------ Text for analysis ------
Who the Design Call Is Really For
The design call is not for people who already have a fully resolved brief and three quotes on the table. Those clients are welcome to talk to us, but by then most of the hard decisions are made.
It is for the person who has been looking at kitchen images for eight months and feels no closer to knowing what they want. It is for the homeowner in Chelsea or Kensington who is about to appoint an architect and wants to understand how the kitchen will fit into that process.
It is for the family in Wandsworth or Putney planning a side return extension next year and wondering whether a handmade kitchen is within reach. It is for the buyer in Surrey, Hampshire, or the Home Counties who is early in a barn conversion and has no idea how an in-frame shaker would sit in the space.
In other words, it is for anyone who is genuinely unsure, which, on a project of this size, is almost everyone at the start.
Clarity Before Commitment
If you have been telling yourself “I’m not ready yet,” the honest answer is that you probably are for a conversation, if not yet for a kitchen. A 30-minute design call with Higham Furniture is free, carries no obligation, and is designed specifically for the stage of a project where nothing is decided.
------ Extracted records ------
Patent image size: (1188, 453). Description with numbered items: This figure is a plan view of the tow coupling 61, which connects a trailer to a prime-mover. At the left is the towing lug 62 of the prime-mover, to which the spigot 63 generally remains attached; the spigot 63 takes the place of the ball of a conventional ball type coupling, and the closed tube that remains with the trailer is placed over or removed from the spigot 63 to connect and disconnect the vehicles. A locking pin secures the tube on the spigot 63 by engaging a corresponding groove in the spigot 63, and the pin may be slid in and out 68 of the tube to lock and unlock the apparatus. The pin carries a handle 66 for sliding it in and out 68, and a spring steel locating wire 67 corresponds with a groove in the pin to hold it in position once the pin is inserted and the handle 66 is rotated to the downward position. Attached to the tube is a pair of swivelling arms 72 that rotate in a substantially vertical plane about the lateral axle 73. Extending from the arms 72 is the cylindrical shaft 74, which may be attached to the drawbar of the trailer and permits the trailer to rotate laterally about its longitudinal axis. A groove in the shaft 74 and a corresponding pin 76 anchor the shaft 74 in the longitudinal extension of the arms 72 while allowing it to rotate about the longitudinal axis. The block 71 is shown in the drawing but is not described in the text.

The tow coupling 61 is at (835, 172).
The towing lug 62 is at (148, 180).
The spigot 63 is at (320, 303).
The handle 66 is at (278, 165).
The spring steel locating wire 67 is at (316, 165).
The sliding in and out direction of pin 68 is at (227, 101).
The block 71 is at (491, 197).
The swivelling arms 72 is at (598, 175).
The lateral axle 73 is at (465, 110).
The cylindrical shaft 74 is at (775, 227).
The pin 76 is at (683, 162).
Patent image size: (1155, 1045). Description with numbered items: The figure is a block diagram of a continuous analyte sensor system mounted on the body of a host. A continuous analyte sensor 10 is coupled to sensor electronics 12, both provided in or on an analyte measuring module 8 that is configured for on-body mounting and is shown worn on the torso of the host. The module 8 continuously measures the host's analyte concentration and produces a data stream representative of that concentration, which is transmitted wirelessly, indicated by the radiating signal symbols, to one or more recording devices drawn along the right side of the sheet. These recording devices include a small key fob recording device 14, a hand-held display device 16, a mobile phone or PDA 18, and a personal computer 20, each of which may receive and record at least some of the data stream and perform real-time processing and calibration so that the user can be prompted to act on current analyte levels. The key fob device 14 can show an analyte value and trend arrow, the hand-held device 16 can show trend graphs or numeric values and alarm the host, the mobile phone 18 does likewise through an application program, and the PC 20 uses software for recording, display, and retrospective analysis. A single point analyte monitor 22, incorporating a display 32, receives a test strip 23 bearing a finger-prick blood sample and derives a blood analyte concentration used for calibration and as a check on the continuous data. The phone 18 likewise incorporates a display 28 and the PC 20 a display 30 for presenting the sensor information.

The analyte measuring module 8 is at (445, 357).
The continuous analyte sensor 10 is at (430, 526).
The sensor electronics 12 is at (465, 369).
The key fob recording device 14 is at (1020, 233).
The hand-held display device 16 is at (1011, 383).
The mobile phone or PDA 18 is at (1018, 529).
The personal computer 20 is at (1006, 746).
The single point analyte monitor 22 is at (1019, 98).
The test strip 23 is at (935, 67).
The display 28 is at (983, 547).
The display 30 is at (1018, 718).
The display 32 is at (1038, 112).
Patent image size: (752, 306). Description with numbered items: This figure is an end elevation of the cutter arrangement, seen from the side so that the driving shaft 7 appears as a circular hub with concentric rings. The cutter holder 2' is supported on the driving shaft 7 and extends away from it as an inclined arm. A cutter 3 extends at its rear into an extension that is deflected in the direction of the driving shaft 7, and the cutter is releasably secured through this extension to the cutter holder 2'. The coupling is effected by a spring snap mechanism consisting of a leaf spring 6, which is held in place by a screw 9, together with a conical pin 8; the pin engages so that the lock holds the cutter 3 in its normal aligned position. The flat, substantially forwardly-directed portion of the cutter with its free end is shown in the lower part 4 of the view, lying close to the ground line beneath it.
------
◆ **Required work**
According to the text about the design call, how long is the call with Higham Furniture?

◆ **Solution for this problem**
30 minutes.